Domain Specific Languages (DSLs)

There are two key DSLs being considered for the Health Claims Exchange - Policy Markup Language (PML) and Bill Markup Language (BML). These are currently work in progress and are expected to be released in the later version of HCX specifications after substantial proof of concept development with various members of domain working groups.

Policy Markup Language (PML)

As indicated in the previous version of the protocol, policy markup language was being envisioned by the working groups to provide a digital encoding mechanism to payers such that the policies can be encoded in machine readable format, thereby helping with the accurate communication of plan details to various ecosystem actors that could help with use cases like:

  1. Intuitive UIs for provider/TPAs/BSPs to help patients navigate policy information

  2. Allow providers to validate their submissions and help reduce multiple roundtrip for a valid claim submission

  3. Potential automation of coverage eligibility checks

  4. Automation of claim tracking, claim submission, adjudication processes, etc.

(Data for understanding documents)
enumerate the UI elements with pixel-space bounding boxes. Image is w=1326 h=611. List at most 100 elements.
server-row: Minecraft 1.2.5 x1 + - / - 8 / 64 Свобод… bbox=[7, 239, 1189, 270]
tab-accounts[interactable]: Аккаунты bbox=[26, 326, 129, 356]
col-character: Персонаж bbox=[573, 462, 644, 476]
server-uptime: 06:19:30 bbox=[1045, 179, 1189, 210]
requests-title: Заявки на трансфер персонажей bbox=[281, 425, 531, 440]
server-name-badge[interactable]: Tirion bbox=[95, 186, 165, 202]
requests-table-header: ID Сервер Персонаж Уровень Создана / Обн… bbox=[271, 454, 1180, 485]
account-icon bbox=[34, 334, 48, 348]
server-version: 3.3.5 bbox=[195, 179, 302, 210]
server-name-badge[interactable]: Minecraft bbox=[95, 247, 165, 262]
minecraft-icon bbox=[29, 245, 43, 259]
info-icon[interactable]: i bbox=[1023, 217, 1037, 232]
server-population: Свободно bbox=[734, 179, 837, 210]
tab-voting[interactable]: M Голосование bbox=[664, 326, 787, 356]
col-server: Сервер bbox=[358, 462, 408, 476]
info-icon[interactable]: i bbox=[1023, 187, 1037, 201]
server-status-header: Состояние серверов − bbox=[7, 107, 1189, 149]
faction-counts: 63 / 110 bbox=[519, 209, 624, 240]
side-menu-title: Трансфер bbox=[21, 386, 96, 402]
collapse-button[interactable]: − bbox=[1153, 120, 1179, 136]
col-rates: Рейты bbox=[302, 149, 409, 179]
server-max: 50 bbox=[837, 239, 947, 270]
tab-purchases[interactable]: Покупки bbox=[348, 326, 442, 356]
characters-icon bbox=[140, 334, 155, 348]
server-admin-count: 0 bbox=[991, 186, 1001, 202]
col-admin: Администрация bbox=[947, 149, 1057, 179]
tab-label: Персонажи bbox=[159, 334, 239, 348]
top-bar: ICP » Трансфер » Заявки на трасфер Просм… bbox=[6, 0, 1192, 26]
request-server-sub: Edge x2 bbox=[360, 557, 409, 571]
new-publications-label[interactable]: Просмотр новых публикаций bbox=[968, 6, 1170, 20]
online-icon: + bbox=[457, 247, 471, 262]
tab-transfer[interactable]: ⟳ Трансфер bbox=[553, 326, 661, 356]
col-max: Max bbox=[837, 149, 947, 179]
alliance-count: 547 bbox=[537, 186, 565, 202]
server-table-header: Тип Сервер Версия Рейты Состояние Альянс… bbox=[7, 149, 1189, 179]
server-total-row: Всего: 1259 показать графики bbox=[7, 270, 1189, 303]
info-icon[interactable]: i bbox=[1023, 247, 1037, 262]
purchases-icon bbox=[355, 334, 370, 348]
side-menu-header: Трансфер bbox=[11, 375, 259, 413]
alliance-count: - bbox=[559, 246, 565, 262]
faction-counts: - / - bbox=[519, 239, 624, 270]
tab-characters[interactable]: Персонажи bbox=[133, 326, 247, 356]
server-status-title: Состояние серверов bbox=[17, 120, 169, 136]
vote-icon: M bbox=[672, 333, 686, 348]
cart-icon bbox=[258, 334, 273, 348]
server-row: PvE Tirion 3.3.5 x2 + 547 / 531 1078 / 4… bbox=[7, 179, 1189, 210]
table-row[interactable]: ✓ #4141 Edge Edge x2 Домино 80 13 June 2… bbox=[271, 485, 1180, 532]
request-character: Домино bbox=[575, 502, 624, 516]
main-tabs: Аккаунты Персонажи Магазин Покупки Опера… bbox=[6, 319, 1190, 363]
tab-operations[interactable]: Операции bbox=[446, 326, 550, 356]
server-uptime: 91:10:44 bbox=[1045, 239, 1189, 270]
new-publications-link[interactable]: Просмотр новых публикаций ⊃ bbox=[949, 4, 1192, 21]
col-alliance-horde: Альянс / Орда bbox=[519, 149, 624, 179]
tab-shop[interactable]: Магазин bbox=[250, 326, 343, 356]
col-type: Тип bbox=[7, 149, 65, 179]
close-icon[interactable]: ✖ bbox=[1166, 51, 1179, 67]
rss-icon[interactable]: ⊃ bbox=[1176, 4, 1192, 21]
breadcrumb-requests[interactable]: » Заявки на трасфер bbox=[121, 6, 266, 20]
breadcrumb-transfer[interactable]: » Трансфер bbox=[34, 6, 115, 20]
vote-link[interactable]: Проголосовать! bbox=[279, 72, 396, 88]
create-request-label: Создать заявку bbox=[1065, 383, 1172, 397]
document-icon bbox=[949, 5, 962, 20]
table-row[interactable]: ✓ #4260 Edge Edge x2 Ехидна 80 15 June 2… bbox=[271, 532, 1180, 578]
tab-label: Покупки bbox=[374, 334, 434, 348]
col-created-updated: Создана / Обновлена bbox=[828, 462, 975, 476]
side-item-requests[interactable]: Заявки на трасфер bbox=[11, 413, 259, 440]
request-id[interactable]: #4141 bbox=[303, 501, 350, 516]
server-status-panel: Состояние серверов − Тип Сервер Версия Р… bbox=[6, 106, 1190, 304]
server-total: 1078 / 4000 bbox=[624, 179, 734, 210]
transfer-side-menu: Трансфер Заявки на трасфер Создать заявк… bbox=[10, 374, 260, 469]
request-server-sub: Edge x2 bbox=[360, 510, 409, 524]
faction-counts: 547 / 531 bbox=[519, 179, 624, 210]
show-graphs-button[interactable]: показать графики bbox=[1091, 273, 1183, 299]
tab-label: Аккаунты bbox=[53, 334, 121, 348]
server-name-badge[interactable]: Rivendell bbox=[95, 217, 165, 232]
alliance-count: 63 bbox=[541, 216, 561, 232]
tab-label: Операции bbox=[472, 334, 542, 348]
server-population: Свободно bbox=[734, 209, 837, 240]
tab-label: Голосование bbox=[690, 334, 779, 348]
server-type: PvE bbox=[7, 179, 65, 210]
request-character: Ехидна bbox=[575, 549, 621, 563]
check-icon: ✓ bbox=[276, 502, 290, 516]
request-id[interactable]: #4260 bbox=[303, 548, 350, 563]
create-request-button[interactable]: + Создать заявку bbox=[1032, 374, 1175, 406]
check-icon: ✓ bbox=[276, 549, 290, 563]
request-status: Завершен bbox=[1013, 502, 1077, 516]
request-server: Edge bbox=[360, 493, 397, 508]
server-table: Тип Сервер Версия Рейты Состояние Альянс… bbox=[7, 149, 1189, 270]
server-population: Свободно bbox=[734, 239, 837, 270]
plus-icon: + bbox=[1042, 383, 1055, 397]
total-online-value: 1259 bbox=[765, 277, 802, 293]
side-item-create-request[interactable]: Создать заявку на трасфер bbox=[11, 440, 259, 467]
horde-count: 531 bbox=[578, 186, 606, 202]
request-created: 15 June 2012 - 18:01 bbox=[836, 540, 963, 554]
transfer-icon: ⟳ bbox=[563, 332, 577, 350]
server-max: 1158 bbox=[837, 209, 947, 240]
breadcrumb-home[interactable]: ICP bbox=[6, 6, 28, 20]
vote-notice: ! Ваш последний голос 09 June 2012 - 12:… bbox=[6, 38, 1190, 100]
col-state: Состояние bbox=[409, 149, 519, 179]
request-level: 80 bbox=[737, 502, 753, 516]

#### Assignment
Write the next part of the section on domain specific languages for the Health Claims Exchange, picking up right after its last line. The listing isn't needed for the work here.

#### Result of this exercise
In earlier discussions, PML was being thought of as a single DSL to express Insurance Plans (products) and Policies/rules around these plans. However, further analysis with various groups suggested that needs from PML can be unbundled into the following keys asks:

  1. Plan/Product details - Publically shareable generic details of plan e.g. procedures covered, limits etc. that are not specific to a subscriber.

  2. Constraints (including pre-submission validations) - Key constraints on various plan elements. These may include:

    1. Document checklist against procedure/package

    2. Informational/compliance messages against procedure/package

    3. Procedure specific questionnaires

    4. Requirements for Proof of identification and Proof of Presence

    5. Inclusion/exclusion constraints.

  3. Routing information - Information of where to send claims related to the plan and details of various processing stages/entities if a plan supports multi party processing

This version of the protocol has focused on digitally encoding the Insurance Plan (usually called Product) by the payers. In order to keep it consistent with rest of the domain specifications, protocol proposes to use a combination of FHIR resources and FHIR DSLs to express plans (#1 above) and most prevalent constraints (a large part of #2 above).

The policies that are derived from the products specific to the individual or a group, would be planned in the future versions. Insurance Plan information is expected to be available publicly as it is not specific to any subscriber or group.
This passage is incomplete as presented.